• Request:
Skip the images and copy each record exactly as written.

• Records shown:
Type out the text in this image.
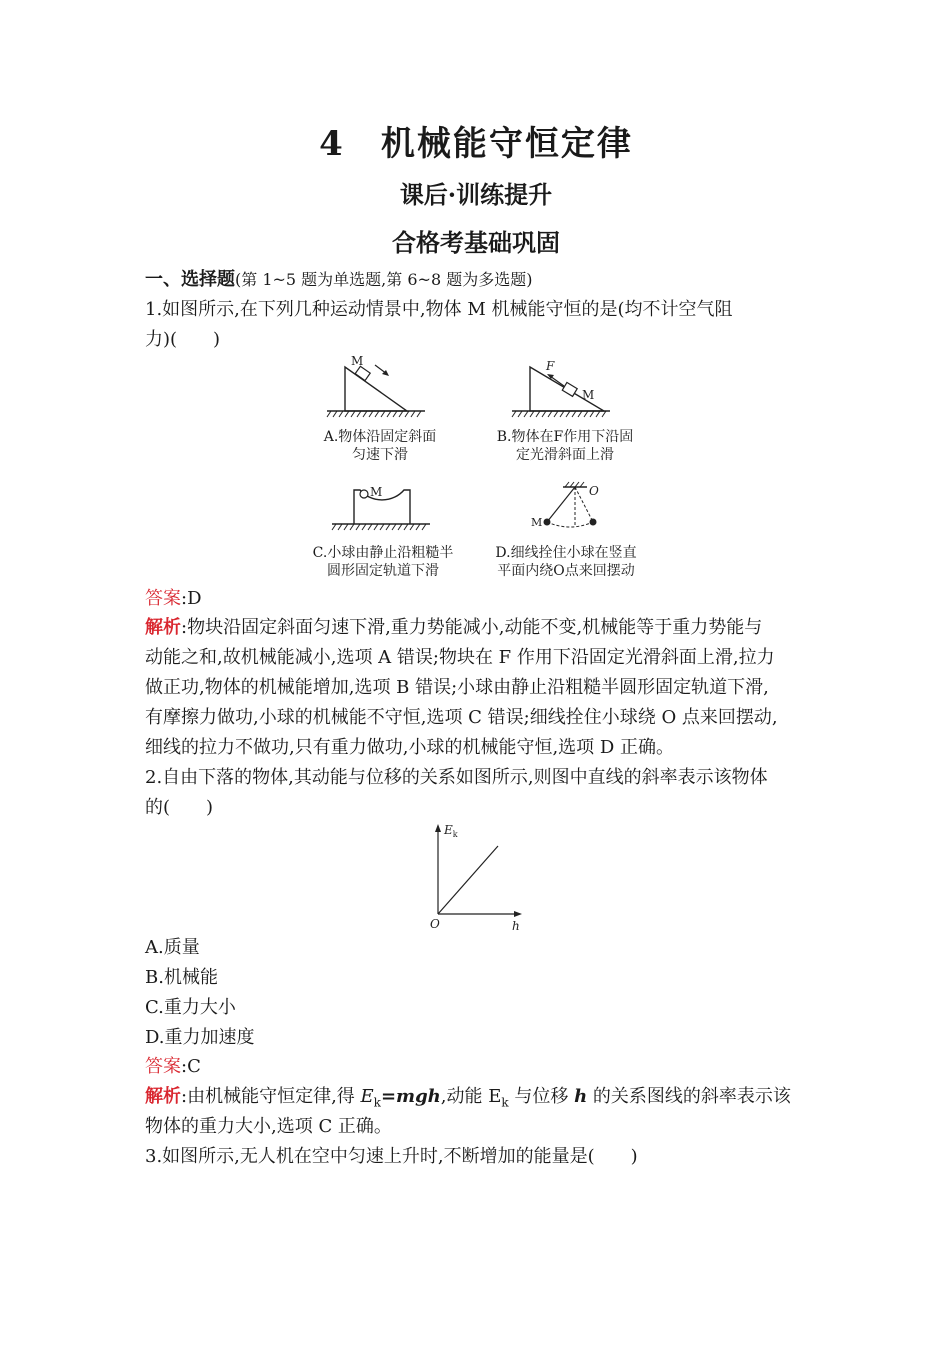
4　机械能守恒定律
课后·训练提升
合格考基础巩固
一、选择题(第 1~5 题为单选题,第 6~8 题为多选题)
1.如图所示,在下列几种运动情景中,物体 M 机械能守恒的是(均不计空气阻
力)(　　)
M
A.物体沿固定斜面
匀速下滑
F
M
B.物体在F作用下沿固
定光滑斜面上滑
M
C.小球由静止沿粗糙半
圆形固定轨道下滑
O
M
D.细线拴住小球在竖直
平面内绕O点来回摆动
答案:D
解析:物块沿固定斜面匀速下滑,重力势能减小,动能不变,机械能等于重力势能与
动能之和,故机械能减小,选项 A 错误;物块在 F 作用下沿固定光滑斜面上滑,拉力
做正功,物体的机械能增加,选项 B 错误;小球由静止沿粗糙半圆形固定轨道下滑,
有摩擦力做功,小球的机械能不守恒,选项 C 错误;细线拴住小球绕 O 点来回摆动,
细线的拉力不做功,只有重力做功,小球的机械能守恒,选项 D 正确。
2.自由下落的物体,其动能与位移的关系如图所示,则图中直线的斜率表示该物体
的(　　)
$E_k$
O	h
A.质量
B.机械能
C.重力大小
D.重力加速度
答案:C
解析:由机械能守恒定律,得 $E_k=mgh$,动能 $E_k$ 与位移 h 的关系图线的斜率表示该
物体的重力大小,选项 C 正确。
3.如图所示,无人机在空中匀速上升时,不断增加的能量是(　　)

• In response:
Type out the text in this image.
4　机械能守恒定律
课后·训练提升
合格考基础巩固
一、选择题(第 1~5 题为单选题,第 6~8 题为多选题)
1.如图所示,在下列几种运动情景中,物体 M 机械能守恒的是(均不计空气阻
力)(　　)
M
A.物体沿固定斜面
匀速下滑
F
M
B.物体在F作用下沿固
定光滑斜面上滑
M
C.小球由静止沿粗糙半
圆形固定轨道下滑
O
M
D.细线拴住小球在竖直
平面内绕O点来回摆动
答案:D
解析:物块沿固定斜面匀速下滑,重力势能减小,动能不变,机械能等于重力势能与
动能之和,故机械能减小,选项 A 错误;物块在 F 作用下沿固定光滑斜面上滑,拉力
做正功,物体的机械能增加,选项 B 错误;小球由静止沿粗糙半圆形固定轨道下滑,
有摩擦力做功,小球的机械能不守恒,选项 C 错误;细线拴住小球绕 O 点来回摆动,
细线的拉力不做功,只有重力做功,小球的机械能守恒,选项 D 正确。
2.自由下落的物体,其动能与位移的关系如图所示,则图中直线的斜率表示该物体
的(　　)
$E_k$
O	h
A.质量
B.机械能
C.重力大小
D.重力加速度
答案:C
解析:由机械能守恒定律,得 $E_k=mgh$,动能 $E_k$ 与位移 h 的关系图线的斜率表示该
物体的重力大小,选项 C 正确。
3.如图所示,无人机在空中匀速上升时,不断增加的能量是(　　)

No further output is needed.